*Data listing:*
============================================================

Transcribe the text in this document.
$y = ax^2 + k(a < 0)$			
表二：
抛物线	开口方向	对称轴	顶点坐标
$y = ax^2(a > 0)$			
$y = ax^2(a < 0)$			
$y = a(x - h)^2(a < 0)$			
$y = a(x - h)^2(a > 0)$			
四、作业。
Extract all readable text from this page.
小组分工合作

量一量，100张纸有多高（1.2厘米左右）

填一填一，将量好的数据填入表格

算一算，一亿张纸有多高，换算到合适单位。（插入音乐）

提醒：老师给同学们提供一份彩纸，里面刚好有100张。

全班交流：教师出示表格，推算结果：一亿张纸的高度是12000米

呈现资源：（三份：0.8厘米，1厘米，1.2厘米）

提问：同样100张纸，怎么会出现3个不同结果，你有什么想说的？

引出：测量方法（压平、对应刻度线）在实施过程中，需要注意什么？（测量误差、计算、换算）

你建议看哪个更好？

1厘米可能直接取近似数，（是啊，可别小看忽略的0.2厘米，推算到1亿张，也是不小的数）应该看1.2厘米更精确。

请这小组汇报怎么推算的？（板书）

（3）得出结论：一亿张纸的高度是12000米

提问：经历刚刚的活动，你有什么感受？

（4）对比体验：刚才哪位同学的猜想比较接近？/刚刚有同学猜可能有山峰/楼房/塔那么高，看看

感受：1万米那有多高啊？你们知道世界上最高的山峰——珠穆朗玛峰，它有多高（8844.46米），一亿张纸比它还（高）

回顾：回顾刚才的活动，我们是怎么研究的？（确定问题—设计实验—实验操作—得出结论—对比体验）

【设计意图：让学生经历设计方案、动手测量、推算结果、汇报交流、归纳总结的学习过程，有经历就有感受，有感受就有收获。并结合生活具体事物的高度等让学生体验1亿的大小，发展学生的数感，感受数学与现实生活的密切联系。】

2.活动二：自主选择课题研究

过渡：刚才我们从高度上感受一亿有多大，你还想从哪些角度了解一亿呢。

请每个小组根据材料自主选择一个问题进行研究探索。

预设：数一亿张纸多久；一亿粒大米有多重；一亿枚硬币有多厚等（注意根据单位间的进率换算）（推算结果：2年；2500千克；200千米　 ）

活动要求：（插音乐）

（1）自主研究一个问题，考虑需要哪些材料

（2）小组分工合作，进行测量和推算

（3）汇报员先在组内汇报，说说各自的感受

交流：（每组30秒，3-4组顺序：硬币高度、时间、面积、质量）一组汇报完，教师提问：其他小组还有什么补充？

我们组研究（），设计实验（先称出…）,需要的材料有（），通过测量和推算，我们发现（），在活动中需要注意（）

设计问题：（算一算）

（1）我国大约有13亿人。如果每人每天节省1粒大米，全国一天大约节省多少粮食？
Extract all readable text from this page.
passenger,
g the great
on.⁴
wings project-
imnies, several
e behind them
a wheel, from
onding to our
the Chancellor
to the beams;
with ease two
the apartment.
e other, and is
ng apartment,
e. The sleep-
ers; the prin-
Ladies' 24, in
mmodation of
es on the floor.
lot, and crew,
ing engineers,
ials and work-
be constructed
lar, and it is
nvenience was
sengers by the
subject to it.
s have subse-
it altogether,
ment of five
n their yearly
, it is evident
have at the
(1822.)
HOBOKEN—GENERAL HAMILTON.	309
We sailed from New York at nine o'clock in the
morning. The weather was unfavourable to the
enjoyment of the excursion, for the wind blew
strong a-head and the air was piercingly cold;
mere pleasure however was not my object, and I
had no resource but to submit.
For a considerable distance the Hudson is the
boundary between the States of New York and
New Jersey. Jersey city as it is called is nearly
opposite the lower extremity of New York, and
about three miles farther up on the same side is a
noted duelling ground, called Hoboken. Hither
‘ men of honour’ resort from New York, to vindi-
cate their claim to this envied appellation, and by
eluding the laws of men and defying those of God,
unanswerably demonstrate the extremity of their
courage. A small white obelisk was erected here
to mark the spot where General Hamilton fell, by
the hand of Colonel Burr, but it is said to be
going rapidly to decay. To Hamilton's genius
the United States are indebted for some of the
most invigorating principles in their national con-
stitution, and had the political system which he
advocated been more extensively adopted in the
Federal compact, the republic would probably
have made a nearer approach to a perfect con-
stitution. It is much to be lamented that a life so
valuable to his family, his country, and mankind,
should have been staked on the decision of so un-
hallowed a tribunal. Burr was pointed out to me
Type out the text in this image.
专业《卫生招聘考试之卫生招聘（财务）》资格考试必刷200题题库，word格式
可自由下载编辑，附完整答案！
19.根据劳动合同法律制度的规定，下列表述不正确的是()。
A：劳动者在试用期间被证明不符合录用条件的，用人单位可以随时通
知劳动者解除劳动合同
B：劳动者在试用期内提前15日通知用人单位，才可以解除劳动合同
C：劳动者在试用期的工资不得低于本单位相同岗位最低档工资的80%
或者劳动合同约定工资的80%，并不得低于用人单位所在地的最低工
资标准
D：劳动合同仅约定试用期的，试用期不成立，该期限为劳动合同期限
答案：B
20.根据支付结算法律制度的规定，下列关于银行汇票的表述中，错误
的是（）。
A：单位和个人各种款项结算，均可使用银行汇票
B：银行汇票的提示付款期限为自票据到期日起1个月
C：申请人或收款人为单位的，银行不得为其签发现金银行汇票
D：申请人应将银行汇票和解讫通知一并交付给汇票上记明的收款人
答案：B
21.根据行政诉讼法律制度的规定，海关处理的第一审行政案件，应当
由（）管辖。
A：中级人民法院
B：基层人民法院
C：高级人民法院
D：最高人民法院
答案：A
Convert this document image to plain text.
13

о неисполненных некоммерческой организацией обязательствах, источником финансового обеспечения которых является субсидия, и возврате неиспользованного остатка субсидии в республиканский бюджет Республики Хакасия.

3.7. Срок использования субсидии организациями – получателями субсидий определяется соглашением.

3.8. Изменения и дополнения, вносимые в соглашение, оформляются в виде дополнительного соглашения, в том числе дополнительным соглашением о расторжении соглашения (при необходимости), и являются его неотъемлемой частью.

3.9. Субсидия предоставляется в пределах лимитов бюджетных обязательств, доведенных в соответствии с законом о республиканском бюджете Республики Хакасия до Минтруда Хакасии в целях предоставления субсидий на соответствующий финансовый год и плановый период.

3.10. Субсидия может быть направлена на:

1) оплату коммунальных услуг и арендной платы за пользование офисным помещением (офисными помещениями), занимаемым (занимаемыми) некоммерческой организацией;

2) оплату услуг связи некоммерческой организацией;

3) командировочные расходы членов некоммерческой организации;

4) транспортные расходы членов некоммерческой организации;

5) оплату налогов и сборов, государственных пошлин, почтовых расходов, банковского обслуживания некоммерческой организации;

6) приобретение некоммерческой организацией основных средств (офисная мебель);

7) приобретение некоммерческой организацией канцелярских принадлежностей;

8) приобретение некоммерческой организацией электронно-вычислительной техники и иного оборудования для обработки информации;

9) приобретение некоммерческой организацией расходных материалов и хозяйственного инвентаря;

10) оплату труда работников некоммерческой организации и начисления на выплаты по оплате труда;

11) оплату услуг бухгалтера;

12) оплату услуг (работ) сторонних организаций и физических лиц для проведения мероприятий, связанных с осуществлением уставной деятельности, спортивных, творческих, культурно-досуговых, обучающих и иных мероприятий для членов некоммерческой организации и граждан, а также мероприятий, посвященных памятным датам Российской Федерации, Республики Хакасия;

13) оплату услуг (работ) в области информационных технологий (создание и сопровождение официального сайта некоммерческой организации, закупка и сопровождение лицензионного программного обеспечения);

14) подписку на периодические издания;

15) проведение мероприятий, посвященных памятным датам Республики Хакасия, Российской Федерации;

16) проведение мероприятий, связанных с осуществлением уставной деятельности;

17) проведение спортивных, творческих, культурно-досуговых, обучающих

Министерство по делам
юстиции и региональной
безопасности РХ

============================================================

*The problem:*
Count the lines of the listing above that include the word "text" and state the total with nothing else.

*Answer to this problem:*
5